__TEXT EXCERPT__:
+---+

When a trigger lands on the body or a memory of it or a similar situation, inside the body many things will start to unfold. The diaphragm will tighten, the jaw will lock, breath shallows down, heart starts to race, the gut will contract. The entire organism will orient towards this, and the body will choose from its archive of the past. The child physiology will recall the danger more vividly than the adult mind remembers the narrative. The brain stem (the reptilian brain at the nape of the neck) and the limbic brain which are the primitive architectures act first. The prefrontal cortex (front brain) joins last. The adult brain is last to the scene during a trigger. By the time the cortical brain can work, the child has already taken the Ferrari for a spin.


Every trauma is an incomplete motor sequence- the fight that never happened, a cry that was swallowed, a boundary never expressed, an emotion that was ignored or criticized. The energy of that interruption remains locked in the tissues, waiting for completion. The body is simply reacting to the past asking to be completed. Your entire body is a map of every age that never got to finish to become you. Healing is not about convincing the mind; it’s about updating the body’s timeline. Every trauma is formed in a relationship so healing will likewise happen, and trauma will dissolve in a relationship. With yourself and in the presence of a regulated body.

+---+

__QUESTIONS TO ANSWER__:
#1 Summarize the passage on trauma and the body in two sentences.
#2 In the passage on trauma and the body, which part of the brain joins last during a trigger?
#3 Return the stretch of the passage on trauma and the body from "Every trauma is an" through "a regulated body.", copied word for word.
The lines that come after the passage on trauma and the body are a separate set of material.

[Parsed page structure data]
+---+

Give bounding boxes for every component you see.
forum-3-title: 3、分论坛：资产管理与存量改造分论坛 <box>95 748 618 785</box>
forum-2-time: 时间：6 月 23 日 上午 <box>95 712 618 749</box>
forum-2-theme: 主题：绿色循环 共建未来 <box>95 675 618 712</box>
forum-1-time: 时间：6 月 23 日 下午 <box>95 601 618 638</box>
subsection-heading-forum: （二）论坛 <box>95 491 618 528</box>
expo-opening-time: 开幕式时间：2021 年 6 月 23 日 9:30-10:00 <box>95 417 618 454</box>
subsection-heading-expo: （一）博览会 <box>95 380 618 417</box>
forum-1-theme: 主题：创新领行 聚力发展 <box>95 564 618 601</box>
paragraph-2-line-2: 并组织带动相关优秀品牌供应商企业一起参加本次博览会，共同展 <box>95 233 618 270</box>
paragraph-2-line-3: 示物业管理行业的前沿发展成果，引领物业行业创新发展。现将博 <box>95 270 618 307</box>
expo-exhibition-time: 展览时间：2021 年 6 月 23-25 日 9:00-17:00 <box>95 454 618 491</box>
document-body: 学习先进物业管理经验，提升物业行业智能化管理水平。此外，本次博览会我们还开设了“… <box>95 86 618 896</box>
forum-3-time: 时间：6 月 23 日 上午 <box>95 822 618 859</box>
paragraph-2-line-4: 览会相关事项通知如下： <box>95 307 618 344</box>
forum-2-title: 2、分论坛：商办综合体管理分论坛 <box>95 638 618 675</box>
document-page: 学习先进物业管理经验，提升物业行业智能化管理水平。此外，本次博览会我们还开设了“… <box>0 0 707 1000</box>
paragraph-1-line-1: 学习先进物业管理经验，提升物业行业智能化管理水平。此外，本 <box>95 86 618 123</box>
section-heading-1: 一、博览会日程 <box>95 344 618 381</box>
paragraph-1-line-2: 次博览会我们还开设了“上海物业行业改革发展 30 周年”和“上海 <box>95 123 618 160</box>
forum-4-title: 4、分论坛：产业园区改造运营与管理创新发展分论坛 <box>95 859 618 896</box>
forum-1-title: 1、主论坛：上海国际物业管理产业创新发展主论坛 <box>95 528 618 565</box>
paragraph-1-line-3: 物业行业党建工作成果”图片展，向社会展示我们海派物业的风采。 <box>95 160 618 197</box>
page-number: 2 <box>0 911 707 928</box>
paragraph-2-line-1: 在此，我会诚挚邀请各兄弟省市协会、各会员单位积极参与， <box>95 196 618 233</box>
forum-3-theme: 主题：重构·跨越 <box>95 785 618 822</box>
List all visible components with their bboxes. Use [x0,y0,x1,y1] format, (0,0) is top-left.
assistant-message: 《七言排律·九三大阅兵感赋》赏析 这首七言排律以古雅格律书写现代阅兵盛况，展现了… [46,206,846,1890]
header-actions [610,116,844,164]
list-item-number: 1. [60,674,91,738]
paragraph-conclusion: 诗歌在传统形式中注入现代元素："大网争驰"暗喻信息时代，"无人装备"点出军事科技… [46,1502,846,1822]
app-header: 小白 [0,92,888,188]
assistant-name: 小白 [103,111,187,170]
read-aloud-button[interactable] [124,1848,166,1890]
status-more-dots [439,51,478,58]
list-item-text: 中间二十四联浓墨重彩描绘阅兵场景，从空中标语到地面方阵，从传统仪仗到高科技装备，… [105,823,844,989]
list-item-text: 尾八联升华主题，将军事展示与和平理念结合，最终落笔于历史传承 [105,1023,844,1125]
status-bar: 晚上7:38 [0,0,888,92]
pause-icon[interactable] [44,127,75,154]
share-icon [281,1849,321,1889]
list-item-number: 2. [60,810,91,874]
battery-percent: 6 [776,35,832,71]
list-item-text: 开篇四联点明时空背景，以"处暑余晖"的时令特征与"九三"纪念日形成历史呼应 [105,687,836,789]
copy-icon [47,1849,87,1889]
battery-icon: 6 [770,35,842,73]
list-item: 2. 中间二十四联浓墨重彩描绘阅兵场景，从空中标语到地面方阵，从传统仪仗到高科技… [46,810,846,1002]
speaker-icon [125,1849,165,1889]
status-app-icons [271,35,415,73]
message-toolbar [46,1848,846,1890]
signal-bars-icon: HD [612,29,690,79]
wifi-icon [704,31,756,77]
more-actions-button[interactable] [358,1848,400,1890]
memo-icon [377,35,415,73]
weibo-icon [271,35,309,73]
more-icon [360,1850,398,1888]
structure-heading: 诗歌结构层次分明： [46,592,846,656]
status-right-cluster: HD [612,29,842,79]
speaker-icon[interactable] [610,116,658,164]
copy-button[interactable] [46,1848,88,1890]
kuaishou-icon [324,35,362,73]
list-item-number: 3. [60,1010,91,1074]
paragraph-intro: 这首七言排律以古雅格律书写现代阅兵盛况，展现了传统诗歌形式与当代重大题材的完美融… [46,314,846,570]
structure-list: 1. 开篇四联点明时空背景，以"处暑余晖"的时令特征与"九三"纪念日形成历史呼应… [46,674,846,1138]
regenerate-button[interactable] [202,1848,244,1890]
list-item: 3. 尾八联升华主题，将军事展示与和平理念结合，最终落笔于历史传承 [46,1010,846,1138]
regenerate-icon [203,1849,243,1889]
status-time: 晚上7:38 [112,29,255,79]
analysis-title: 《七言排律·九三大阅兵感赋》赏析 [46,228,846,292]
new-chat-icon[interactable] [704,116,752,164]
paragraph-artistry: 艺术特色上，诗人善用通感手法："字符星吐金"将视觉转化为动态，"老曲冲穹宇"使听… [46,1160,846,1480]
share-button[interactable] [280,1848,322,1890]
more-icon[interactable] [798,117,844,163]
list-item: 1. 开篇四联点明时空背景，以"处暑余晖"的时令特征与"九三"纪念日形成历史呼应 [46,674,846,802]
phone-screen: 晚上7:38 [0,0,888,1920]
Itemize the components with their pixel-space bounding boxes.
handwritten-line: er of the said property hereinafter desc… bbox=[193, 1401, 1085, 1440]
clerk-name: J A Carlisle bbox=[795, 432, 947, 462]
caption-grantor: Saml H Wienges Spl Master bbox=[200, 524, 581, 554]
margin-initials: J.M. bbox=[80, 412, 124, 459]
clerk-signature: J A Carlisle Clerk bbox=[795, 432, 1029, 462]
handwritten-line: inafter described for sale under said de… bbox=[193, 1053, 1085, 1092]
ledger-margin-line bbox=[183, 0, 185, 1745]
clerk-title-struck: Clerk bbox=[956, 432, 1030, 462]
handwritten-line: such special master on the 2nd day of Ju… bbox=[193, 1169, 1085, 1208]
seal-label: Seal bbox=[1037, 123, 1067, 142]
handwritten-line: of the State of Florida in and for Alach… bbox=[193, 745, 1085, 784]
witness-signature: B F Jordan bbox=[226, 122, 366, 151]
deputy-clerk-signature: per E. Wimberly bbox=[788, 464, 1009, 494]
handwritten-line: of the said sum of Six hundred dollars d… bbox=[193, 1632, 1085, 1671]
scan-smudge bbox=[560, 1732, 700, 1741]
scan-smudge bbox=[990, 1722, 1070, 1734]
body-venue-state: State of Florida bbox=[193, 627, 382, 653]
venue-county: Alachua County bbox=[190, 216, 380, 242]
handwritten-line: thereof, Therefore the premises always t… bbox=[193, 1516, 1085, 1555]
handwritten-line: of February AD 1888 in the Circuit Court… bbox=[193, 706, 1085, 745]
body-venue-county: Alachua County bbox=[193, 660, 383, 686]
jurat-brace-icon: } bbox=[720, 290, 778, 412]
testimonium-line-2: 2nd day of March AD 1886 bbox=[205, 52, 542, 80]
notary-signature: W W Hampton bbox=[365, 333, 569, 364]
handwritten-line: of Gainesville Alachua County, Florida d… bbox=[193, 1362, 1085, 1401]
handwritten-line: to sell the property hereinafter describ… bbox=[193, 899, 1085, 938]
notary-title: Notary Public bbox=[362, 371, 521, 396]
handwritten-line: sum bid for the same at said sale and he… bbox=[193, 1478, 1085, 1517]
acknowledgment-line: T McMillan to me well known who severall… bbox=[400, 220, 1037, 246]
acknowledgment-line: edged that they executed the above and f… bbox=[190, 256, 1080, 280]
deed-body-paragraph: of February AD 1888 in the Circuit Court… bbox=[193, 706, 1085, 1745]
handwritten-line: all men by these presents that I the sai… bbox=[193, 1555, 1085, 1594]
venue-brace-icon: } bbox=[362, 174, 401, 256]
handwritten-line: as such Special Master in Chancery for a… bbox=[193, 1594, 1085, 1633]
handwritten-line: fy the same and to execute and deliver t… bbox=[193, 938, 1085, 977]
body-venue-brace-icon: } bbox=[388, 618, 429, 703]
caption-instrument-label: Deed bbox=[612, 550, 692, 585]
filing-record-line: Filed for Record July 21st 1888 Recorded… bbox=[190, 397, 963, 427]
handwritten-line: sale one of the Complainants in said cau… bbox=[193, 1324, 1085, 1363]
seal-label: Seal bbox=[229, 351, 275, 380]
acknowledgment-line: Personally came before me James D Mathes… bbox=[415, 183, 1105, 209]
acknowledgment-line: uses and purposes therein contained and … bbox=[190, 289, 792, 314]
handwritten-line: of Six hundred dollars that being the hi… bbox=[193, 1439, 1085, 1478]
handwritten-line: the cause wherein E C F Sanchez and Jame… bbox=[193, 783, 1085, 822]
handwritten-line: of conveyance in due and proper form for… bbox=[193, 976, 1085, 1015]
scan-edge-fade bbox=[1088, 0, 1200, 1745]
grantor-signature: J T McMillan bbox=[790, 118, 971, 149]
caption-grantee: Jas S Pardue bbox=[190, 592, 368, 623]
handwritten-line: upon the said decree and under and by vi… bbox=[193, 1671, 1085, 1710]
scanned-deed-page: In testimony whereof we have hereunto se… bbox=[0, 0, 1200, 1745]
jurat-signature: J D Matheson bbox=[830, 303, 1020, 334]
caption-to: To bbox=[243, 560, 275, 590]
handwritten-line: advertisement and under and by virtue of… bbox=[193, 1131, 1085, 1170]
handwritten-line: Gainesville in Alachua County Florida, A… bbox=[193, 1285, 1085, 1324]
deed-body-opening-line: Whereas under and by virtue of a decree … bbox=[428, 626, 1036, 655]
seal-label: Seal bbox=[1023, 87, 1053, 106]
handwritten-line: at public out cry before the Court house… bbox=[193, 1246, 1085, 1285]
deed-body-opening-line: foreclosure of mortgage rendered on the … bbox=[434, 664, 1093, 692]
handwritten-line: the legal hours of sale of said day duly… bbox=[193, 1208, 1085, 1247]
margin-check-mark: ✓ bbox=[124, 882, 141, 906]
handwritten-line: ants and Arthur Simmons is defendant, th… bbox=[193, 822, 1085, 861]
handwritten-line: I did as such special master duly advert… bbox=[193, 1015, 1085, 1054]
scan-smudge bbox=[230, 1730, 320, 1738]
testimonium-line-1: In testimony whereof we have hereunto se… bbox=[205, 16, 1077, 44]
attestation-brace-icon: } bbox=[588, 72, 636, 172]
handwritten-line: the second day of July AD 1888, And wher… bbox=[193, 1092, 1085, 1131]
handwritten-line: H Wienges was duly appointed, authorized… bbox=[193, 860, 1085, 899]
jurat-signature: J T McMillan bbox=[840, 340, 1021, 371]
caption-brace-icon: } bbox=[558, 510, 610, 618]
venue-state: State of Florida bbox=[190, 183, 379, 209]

+---+

__TASK SOLUTIONS__:
#1 During a trigger, the body tightens and races as it draws on its archive of the past, with the brain stem and limbic brain acting first and the prefrontal cortex joining last. Every trauma is an incomplete motor sequence whose energy stays locked in the tissues, and healing means updating the body's timeline in relationship, both with yourself and in the presence of a regulated body.

#2 The prefrontal cortex (front brain) joins last.

#3
Every trauma is an incomplete motor sequence- the fight that never happened, a cry that was swallowed, a boundary never expressed, an emotion that was ignored or criticized. The energy of that interruption remains locked in the tissues, waiting for completion. The body is simply reacting to the past asking to be completed. Your entire body is a map of every age that never got to finish to become you. Healing is not about convincing the mind; it’s about updating the body’s timeline. Every trauma is formed in a relationship so healing will likewise happen, and trauma will dissolve in a relationship. With yourself and in the presence of a regulated body.